Stored data entries:
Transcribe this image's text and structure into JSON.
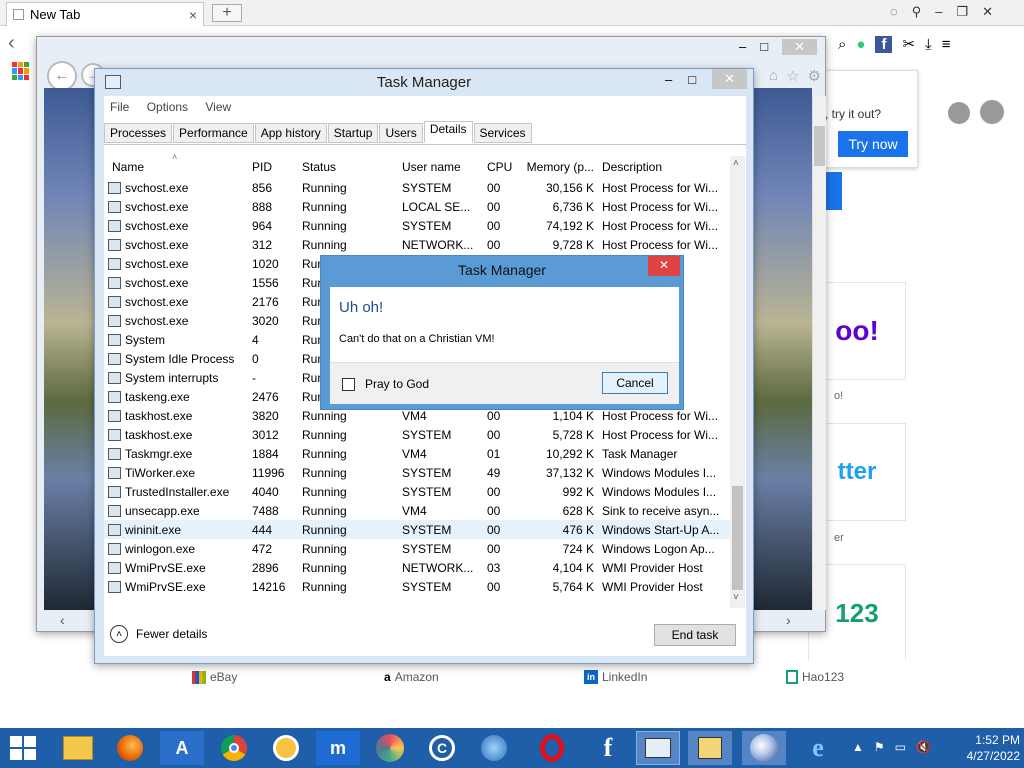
{
  "browser": {
    "tab_title": "New Tab",
    "tab_close": "×",
    "new_tab": "+",
    "extension_text": "s, try it out?",
    "try_now": "Try now",
    "yahoo_tile": "oo!",
    "yahoo_caption": "o!",
    "twitter_tile": "tter",
    "twitter_caption": "er",
    "hao_tile": "123",
    "bottom_links": [
      {
        "label": "eBay",
        "icon": "ebay-bag-icon"
      },
      {
        "label": "Amazon",
        "icon": "amazon-a-icon"
      },
      {
        "label": "LinkedIn",
        "icon": "linkedin-icon"
      },
      {
        "label": "Hao123",
        "icon": "hao123-icon"
      }
    ]
  },
  "task_manager": {
    "title": "Task Manager",
    "menu": [
      "File",
      "Options",
      "View"
    ],
    "tabs": [
      "Processes",
      "Performance",
      "App history",
      "Startup",
      "Users",
      "Details",
      "Services"
    ],
    "active_tab": "Details",
    "columns": [
      "Name",
      "PID",
      "Status",
      "User name",
      "CPU",
      "Memory (p...",
      "Description"
    ],
    "rows": [
      [
        "svchost.exe",
        "856",
        "Running",
        "SYSTEM",
        "00",
        "30,156 K",
        "Host Process for Wi..."
      ],
      [
        "svchost.exe",
        "888",
        "Running",
        "LOCAL SE...",
        "00",
        "6,736 K",
        "Host Process for Wi..."
      ],
      [
        "svchost.exe",
        "964",
        "Running",
        "SYSTEM",
        "00",
        "74,192 K",
        "Host Process for Wi..."
      ],
      [
        "svchost.exe",
        "312",
        "Running",
        "NETWORK...",
        "00",
        "9,728 K",
        "Host Process for Wi..."
      ],
      [
        "svchost.exe",
        "1020",
        "Run",
        "",
        "",
        "",
        "r Wi..."
      ],
      [
        "svchost.exe",
        "1556",
        "Run",
        "",
        "",
        "",
        "r Wi..."
      ],
      [
        "svchost.exe",
        "2176",
        "Run",
        "",
        "",
        "",
        "r Wi..."
      ],
      [
        "svchost.exe",
        "3020",
        "Run",
        "",
        "",
        "",
        "r Wi..."
      ],
      [
        "System",
        "4",
        "Run",
        "",
        "",
        "",
        "stem"
      ],
      [
        "System Idle Process",
        "0",
        "Run",
        "",
        "",
        "",
        "me t..."
      ],
      [
        "System interrupts",
        "-",
        "Run",
        "",
        "",
        "",
        "lure ..."
      ],
      [
        "taskeng.exe",
        "2476",
        "Run",
        "",
        "",
        "",
        "Engi..."
      ],
      [
        "taskhost.exe",
        "3820",
        "Running",
        "VM4",
        "00",
        "1,104 K",
        "Host Process for Wi..."
      ],
      [
        "taskhost.exe",
        "3012",
        "Running",
        "SYSTEM",
        "00",
        "5,728 K",
        "Host Process for Wi..."
      ],
      [
        "Taskmgr.exe",
        "1884",
        "Running",
        "VM4",
        "01",
        "10,292 K",
        "Task Manager"
      ],
      [
        "TiWorker.exe",
        "11996",
        "Running",
        "SYSTEM",
        "49",
        "37,132 K",
        "Windows Modules I..."
      ],
      [
        "TrustedInstaller.exe",
        "4040",
        "Running",
        "SYSTEM",
        "00",
        "992 K",
        "Windows Modules I..."
      ],
      [
        "unsecapp.exe",
        "7488",
        "Running",
        "VM4",
        "00",
        "628 K",
        "Sink to receive asyn..."
      ],
      [
        "wininit.exe",
        "444",
        "Running",
        "SYSTEM",
        "00",
        "476 K",
        "Windows Start-Up A..."
      ],
      [
        "winlogon.exe",
        "472",
        "Running",
        "SYSTEM",
        "00",
        "724 K",
        "Windows Logon Ap..."
      ],
      [
        "WmiPrvSE.exe",
        "2896",
        "Running",
        "NETWORK...",
        "03",
        "4,104 K",
        "WMI Provider Host"
      ],
      [
        "WmiPrvSE.exe",
        "14216",
        "Running",
        "SYSTEM",
        "00",
        "5,764 K",
        "WMI Provider Host"
      ]
    ],
    "selected_row": 18,
    "fewer_details": "Fewer details",
    "end_task": "End task"
  },
  "dialog": {
    "title": "Task Manager",
    "heading": "Uh oh!",
    "message": "Can't do that on a Christian VM!",
    "checkbox_label": "Pray to God",
    "checkbox_checked": false,
    "cancel": "Cancel"
  },
  "taskbar": {
    "time": "1:52 PM",
    "date": "4/27/2022"
  },
  "colors": {
    "dialog_title_bar": "#5b9bd5",
    "close_button": "#e04343",
    "taskbar": "#1f5ea8",
    "heading_blue": "#1e4e8c"
  }
}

**YOUR TASK:**
Transcribe the listing above verbatim. Omit the pictures.

**TASK RESULT:**
Transcribe this image's text and structure into JSON.
{
  "browser": {
    "tab_title": "New Tab",
    "tab_close": "×",
    "new_tab": "+",
    "extension_text": "s, try it out?",
    "try_now": "Try now",
    "yahoo_tile": "oo!",
    "yahoo_caption": "o!",
    "twitter_tile": "tter",
    "twitter_caption": "er",
    "hao_tile": "123",
    "bottom_links": [
      {
        "label": "eBay",
        "icon": "ebay-bag-icon"
      },
      {
        "label": "Amazon",
        "icon": "amazon-a-icon"
      },
      {
        "label": "LinkedIn",
        "icon": "linkedin-icon"
      },
      {
        "label": "Hao123",
        "icon": "hao123-icon"
      }
    ]
  },
  "task_manager": {
    "title": "Task Manager",
    "menu": [
      "File",
      "Options",
      "View"
    ],
    "tabs": [
      "Processes",
      "Performance",
      "App history",
      "Startup",
      "Users",
      "Details",
      "Services"
    ],
    "active_tab": "Details",
    "columns": [
      "Name",
      "PID",
      "Status",
      "User name",
      "CPU",
      "Memory (p...",
      "Description"
    ],
    "rows": [
      [
        "svchost.exe",
        "856",
        "Running",
        "SYSTEM",
        "00",
        "30,156 K",
        "Host Process for Wi..."
      ],
      [
        "svchost.exe",
        "888",
        "Running",
        "LOCAL SE...",
        "00",
        "6,736 K",
        "Host Process for Wi..."
      ],
      [
        "svchost.exe",
        "964",
        "Running",
        "SYSTEM",
        "00",
        "74,192 K",
        "Host Process for Wi..."
      ],
      [
        "svchost.exe",
        "312",
        "Running",
        "NETWORK...",
        "00",
        "9,728 K",
        "Host Process for Wi..."
      ],
      [
        "svchost.exe",
        "1020",
        "Run",
        "",
        "",
        "",
        "r Wi..."
      ],
      [
        "svchost.exe",
        "1556",
        "Run",
        "",
        "",
        "",
        "r Wi..."
      ],
      [
        "svchost.exe",
        "2176",
        "Run",
        "",
        "",
        "",
        "r Wi..."
      ],
      [
        "svchost.exe",
        "3020",
        "Run",
        "",
        "",
        "",
        "r Wi..."
      ],
      [
        "System",
        "4",
        "Run",
        "",
        "",
        "",
        "stem"
      ],
      [
        "System Idle Process",
        "0",
        "Run",
        "",
        "",
        "",
        "me t..."
      ],
      [
        "System interrupts",
        "-",
        "Run",
        "",
        "",
        "",
        "lure ..."
      ],
      [
        "taskeng.exe",
        "2476",
        "Run",
        "",
        "",
        "",
        "Engi..."
      ],
      [
        "taskhost.exe",
        "3820",
        "Running",
        "VM4",
        "00",
        "1,104 K",
        "Host Process for Wi..."
      ],
      [
        "taskhost.exe",
        "3012",
        "Running",
        "SYSTEM",
        "00",
        "5,728 K",
        "Host Process for Wi..."
      ],
      [
        "Taskmgr.exe",
        "1884",
        "Running",
        "VM4",
        "01",
        "10,292 K",
        "Task Manager"
      ],
      [
        "TiWorker.exe",
        "11996",
        "Running",
        "SYSTEM",
        "49",
        "37,132 K",
        "Windows Modules I..."
      ],
      [
        "TrustedInstaller.exe",
        "4040",
        "Running",
        "SYSTEM",
        "00",
        "992 K",
        "Windows Modules I..."
      ],
      [
        "unsecapp.exe",
        "7488",
        "Running",
        "VM4",
        "00",
        "628 K",
        "Sink to receive asyn..."
      ],
      [
        "wininit.exe",
        "444",
        "Running",
        "SYSTEM",
        "00",
        "476 K",
        "Windows Start-Up A..."
      ],
      [
        "winlogon.exe",
        "472",
        "Running",
        "SYSTEM",
        "00",
        "724 K",
        "Windows Logon Ap..."
      ],
      [
        "WmiPrvSE.exe",
        "2896",
        "Running",
        "NETWORK...",
        "03",
        "4,104 K",
        "WMI Provider Host"
      ],
      [
        "WmiPrvSE.exe",
        "14216",
        "Running",
        "SYSTEM",
        "00",
        "5,764 K",
        "WMI Provider Host"
      ]
    ],
    "selected_row": 18,
    "fewer_details": "Fewer details",
    "end_task": "End task"
  },
  "dialog": {
    "title": "Task Manager",
    "heading": "Uh oh!",
    "message": "Can't do that on a Christian VM!",
    "checkbox_label": "Pray to God",
    "checkbox_checked": false,
    "cancel": "Cancel"
  },
  "taskbar": {
    "time": "1:52 PM",
    "date": "4/27/2022"
  },
  "colors": {
    "dialog_title_bar": "#5b9bd5",
    "close_button": "#e04343",
    "taskbar": "#1f5ea8",
    "heading_blue": "#1e4e8c"
  }
}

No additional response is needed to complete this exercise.